» **Problem to work on**
Reproduce every line of the entries below word for word, leaving out the pictures.

» **Supplied entries**
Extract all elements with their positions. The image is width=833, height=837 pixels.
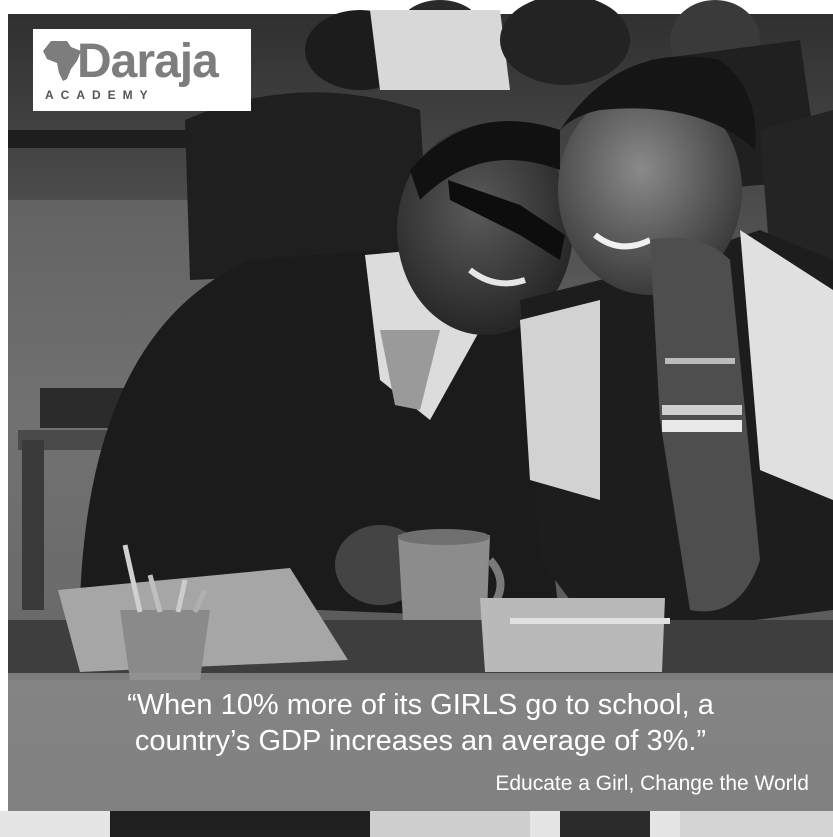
quote-line-1: “When 10% more of its GIRLS go to school… xyxy=(127,689,714,721)
daraja-academy-logo: Daraja ACADEMY xyxy=(33,29,251,111)
bottom-photo-strip xyxy=(0,811,833,837)
quote-text: “When 10% more of its GIRLS go to school… xyxy=(8,687,833,759)
quote-band: “When 10% more of its GIRLS go to school… xyxy=(8,673,833,811)
tagline: Educate a Girl, Change the World xyxy=(495,772,809,795)
quote-line-2: country’s GDP increases an average of 3%… xyxy=(134,725,707,757)
logo-subtitle: ACADEMY xyxy=(45,88,155,102)
africa-map-icon xyxy=(43,41,81,81)
logo-wordmark: Daraja xyxy=(77,35,219,88)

» **Final result**
Extract all elements with their positions. The image is width=833, height=837 pixels.
quote-line-1: “When 10% more of its GIRLS go to school… xyxy=(127,689,714,721)
daraja-academy-logo: Daraja ACADEMY xyxy=(33,29,251,111)
bottom-photo-strip xyxy=(0,811,833,837)
quote-text: “When 10% more of its GIRLS go to school… xyxy=(8,687,833,759)
quote-band: “When 10% more of its GIRLS go to school… xyxy=(8,673,833,811)
tagline: Educate a Girl, Change the World xyxy=(495,772,809,795)
quote-line-2: country’s GDP increases an average of 3%… xyxy=(134,725,707,757)
logo-subtitle: ACADEMY xyxy=(45,88,155,102)
africa-map-icon xyxy=(43,41,81,81)
logo-wordmark: Daraja xyxy=(77,35,219,88)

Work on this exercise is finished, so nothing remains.